• **Exercise details**
Each line of the material below that holds the word "liczonym" needs to be copied.

• **Records about charts and figures**
START

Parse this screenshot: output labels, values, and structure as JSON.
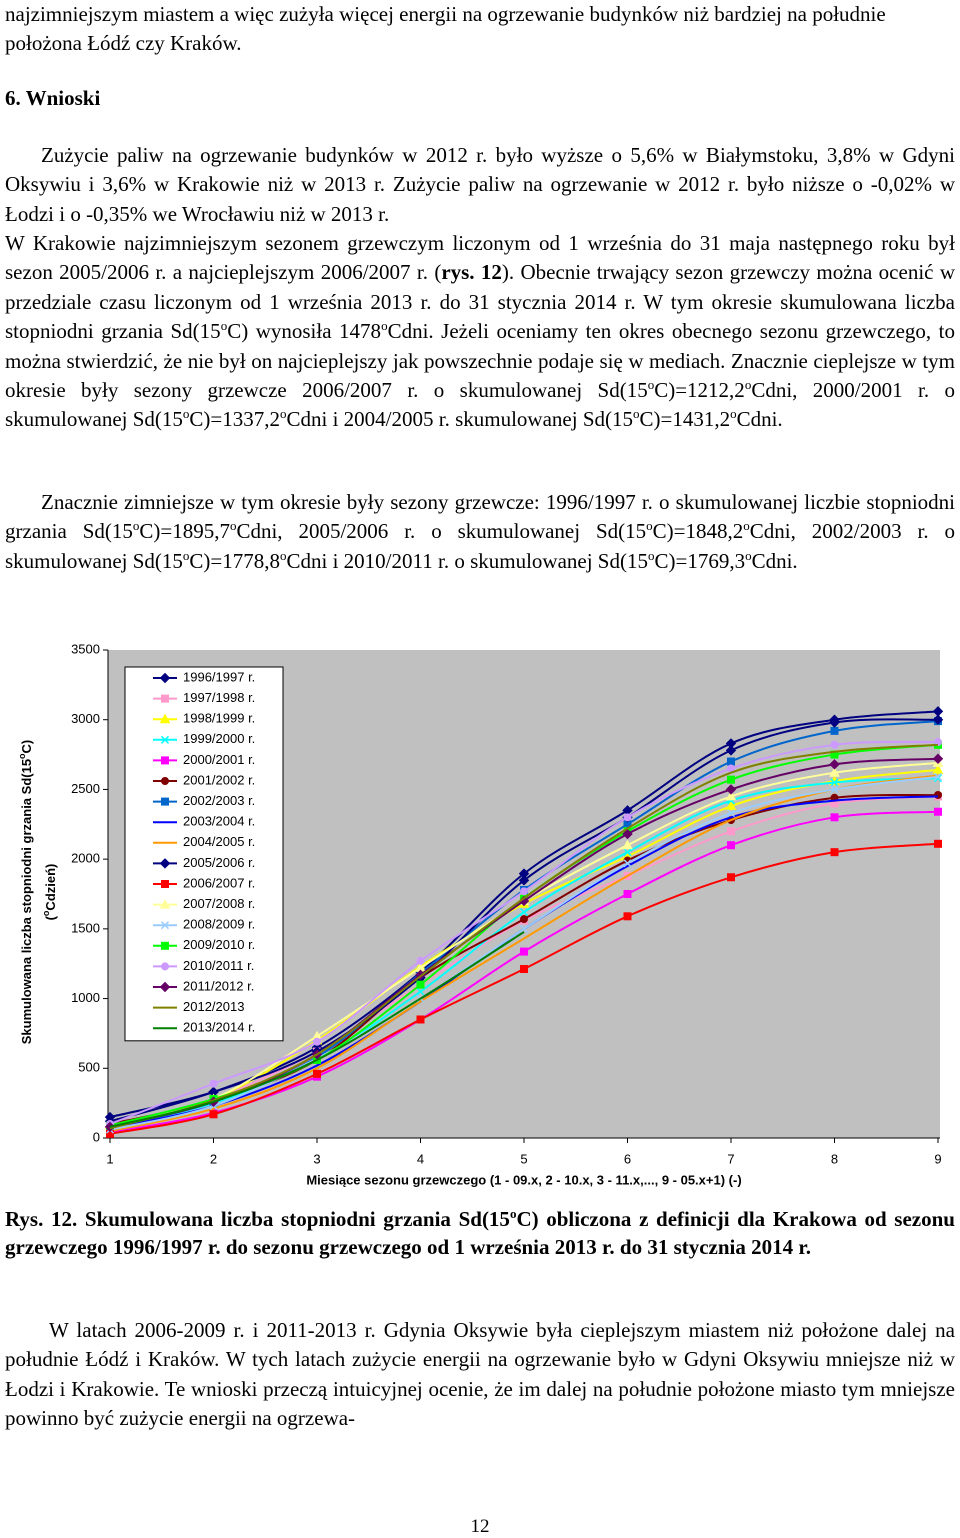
{
  "doc": {
    "p1": [
      "najzimniejszym miastem a więc zużyła więcej energii na ogrzewanie budynków niż bardziej na południe położona Łódź czy Kraków."
    ],
    "heading": "6. Wnioski",
    "p2a": [
      "Zużycie paliw na ogrzewanie budynków w 2012 r. było wyższe o 5,6% w Białymstoku, 3,8% w Gdyni Oksywiu i 3,6% w Krakowie niż w 2013 r. Zużycie paliw na ogrzewanie w 2012 r. było niższe o -0,02% w Łodzi i o -0,35% we Wrocławiu niż w 2013 r."
    ],
    "p2b": [
      "W Krakowie najzimniejszym sezonem grzewczym liczonym od 1 września do 31 maja następnego roku był sezon 2005/2006 r. a najcieplejszym 2006/2007 r. (",
      "rys. 12",
      "). Obecnie trwający sezon grzewczy można ocenić w przedziale czasu liczonym od 1 września 2013 r. do 31 stycznia 2014 r. W tym okresie skumulowana liczba stopniodni grzania Sd(15",
      "o",
      "C) wynosiła 1478",
      "o",
      "Cdni. Jeżeli oceniamy ten okres obecnego sezonu grzewczego, to można stwierdzić, że nie był on najcieplejszy jak powszechnie podaje się w mediach. Znacznie cieplejsze w tym okresie były sezony grzewcze 2006/2007 r. o skumulowanej Sd(15",
      "o",
      "C)=1212,2",
      "o",
      "Cdni, 2000/2001 r. o skumulowanej Sd(15",
      "o",
      "C)=1337,2",
      "o",
      "Cdni i 2004/2005 r. skumulowanej Sd(15",
      "o",
      "C)=1431,2",
      "o",
      "Cdni."
    ],
    "p3": [
      "Znacznie zimniejsze w tym okresie były sezony grzewcze: 1996/1997 r. o skumulowanej liczbie stopniodni grzania Sd(15",
      "o",
      "C)=1895,7",
      "o",
      "Cdni, 2005/2006 r. o skumulowanej Sd(15",
      "o",
      "C)=1848,2",
      "o",
      "Cdni, 2002/2003 r. o skumulowanej Sd(15",
      "o",
      "C)=1778,8",
      "o",
      "Cdni i 2010/2011 r. o skumulowanej Sd(15",
      "o",
      "C)=1769,3",
      "o",
      "Cdni."
    ],
    "caption": [
      "Rys. 12. Skumulowana liczba stopniodni grzania Sd(15",
      "o",
      "C) obliczona z definicji dla Krakowa od sezonu grzewczego 1996/1997 r. do sezonu grzewczego od 1 września 2013 r. do 31 stycznia 2014 r."
    ],
    "p5": [
      "W latach 2006-2009 r. i 2011-2013 r. Gdynia Oksywie była cieplejszym miastem niż położone dalej na południe Łódź i Kraków. W tych latach zużycie energii na ogrzewanie było w Gdyni Oksywiu mniejsze niż w Łodzi i Krakowie. Te wnioski przeczą intuicyjnej ocenie, że im dalej na południe położone miasto tym mniejsze powinno być zużycie energii na ogrzewa-"
    ],
    "page_number": "12"
  },
  "chart_data": {
    "type": "line",
    "y_label": [
      "Skumulowana liczba stopniodni grzania Sd(15",
      "o",
      "C)"
    ],
    "y_label2": [
      "(",
      "o",
      "Cdzień)"
    ],
    "x_label": "Miesiące sezonu grzewczego (1 - 09.x, 2 - 10.x, 3 - 11.x,..., 9 - 05.x+1) (-)",
    "x": [
      1,
      2,
      3,
      4,
      5,
      6,
      7,
      8,
      9
    ],
    "xlim": [
      1,
      9
    ],
    "xticks": [
      1,
      2,
      3,
      4,
      5,
      6,
      7,
      8,
      9
    ],
    "ylim": [
      0,
      3500
    ],
    "yticks": [
      0,
      500,
      1000,
      1500,
      2000,
      2500,
      3000,
      3500
    ],
    "background": "#c0c0c0",
    "series": [
      {
        "name": "1996/1997 r.",
        "color": "#000080",
        "marker": "diamond",
        "values": [
          120,
          330,
          650,
          1190,
          1896,
          2350,
          2830,
          3000,
          3060
        ]
      },
      {
        "name": "1997/1998 r.",
        "color": "#ff99cc",
        "marker": "square",
        "values": [
          60,
          280,
          620,
          1100,
          1560,
          1880,
          2200,
          2400,
          2450
        ]
      },
      {
        "name": "1998/1999 r.",
        "color": "#ffff00",
        "marker": "triangle",
        "values": [
          90,
          280,
          700,
          1230,
          1680,
          2020,
          2380,
          2560,
          2640
        ]
      },
      {
        "name": "1999/2000 r.",
        "color": "#00ffff",
        "marker": "x",
        "values": [
          80,
          250,
          560,
          1050,
          1620,
          2050,
          2420,
          2550,
          2580
        ]
      },
      {
        "name": "2000/2001 r.",
        "color": "#ff00ff",
        "marker": "square",
        "values": [
          40,
          180,
          440,
          850,
          1337,
          1750,
          2100,
          2300,
          2340
        ]
      },
      {
        "name": "2001/2002 r.",
        "color": "#800000",
        "marker": "circle",
        "values": [
          100,
          270,
          560,
          1150,
          1570,
          1990,
          2280,
          2440,
          2460
        ]
      },
      {
        "name": "2002/2003 r.",
        "color": "#0066cc",
        "marker": "square",
        "values": [
          70,
          260,
          580,
          1180,
          1779,
          2250,
          2700,
          2920,
          2990
        ]
      },
      {
        "name": "2003/2004 r.",
        "color": "#0000ff",
        "marker": "none",
        "values": [
          70,
          230,
          520,
          980,
          1500,
          1950,
          2300,
          2420,
          2450
        ]
      },
      {
        "name": "2004/2005 r.",
        "color": "#ff9900",
        "marker": "none",
        "values": [
          50,
          210,
          500,
          980,
          1431,
          1880,
          2280,
          2500,
          2600
        ]
      },
      {
        "name": "2005/2006 r.",
        "color": "#000080",
        "marker": "diamond",
        "values": [
          150,
          330,
          620,
          1150,
          1848,
          2300,
          2780,
          2980,
          3000
        ]
      },
      {
        "name": "2006/2007 r.",
        "color": "#ff0000",
        "marker": "square",
        "values": [
          30,
          170,
          460,
          850,
          1212,
          1590,
          1870,
          2050,
          2110
        ]
      },
      {
        "name": "2007/2008 r.",
        "color": "#ffff99",
        "marker": "triangle",
        "values": [
          90,
          280,
          730,
          1220,
          1700,
          2100,
          2450,
          2620,
          2690
        ]
      },
      {
        "name": "2008/2009 r.",
        "color": "#99ccff",
        "marker": "x",
        "values": [
          60,
          230,
          570,
          1000,
          1500,
          1970,
          2330,
          2500,
          2590
        ]
      },
      {
        "name": "2009/2010 r.",
        "color": "#00ff00",
        "marker": "square",
        "values": [
          90,
          280,
          560,
          1100,
          1720,
          2200,
          2570,
          2750,
          2820
        ]
      },
      {
        "name": "2010/2011 r.",
        "color": "#cc99ff",
        "marker": "circle",
        "values": [
          100,
          390,
          690,
          1270,
          1769,
          2300,
          2650,
          2820,
          2840
        ]
      },
      {
        "name": "2011/2012 r.",
        "color": "#660066",
        "marker": "diamond",
        "values": [
          80,
          260,
          600,
          1170,
          1700,
          2180,
          2500,
          2680,
          2720
        ]
      },
      {
        "name": "2012/2013",
        "color": "#808000",
        "marker": "none",
        "values": [
          70,
          270,
          600,
          1160,
          1720,
          2220,
          2620,
          2770,
          2820
        ]
      },
      {
        "name": "2013/2014 r.",
        "color": "#008000",
        "marker": "none",
        "values": [
          80,
          260,
          560,
          1000,
          1478,
          null,
          null,
          null,
          null
        ]
      }
    ]
  }
}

END

• **Exercise response**
      "W Krakowie najzimniejszym sezonem grzewczym liczonym od 1 września do 31 maja następnego roku był sezon 2005/2006 r. a najcieplejszym 2006/2007 r. (",
      "). Obecnie trwający sezon grzewczy można ocenić w przedziale czasu liczonym od 1 września 2013 r. do 31 stycznia 2014 r. W tym okresie skumulowana liczba stopniodni grzania Sd(15",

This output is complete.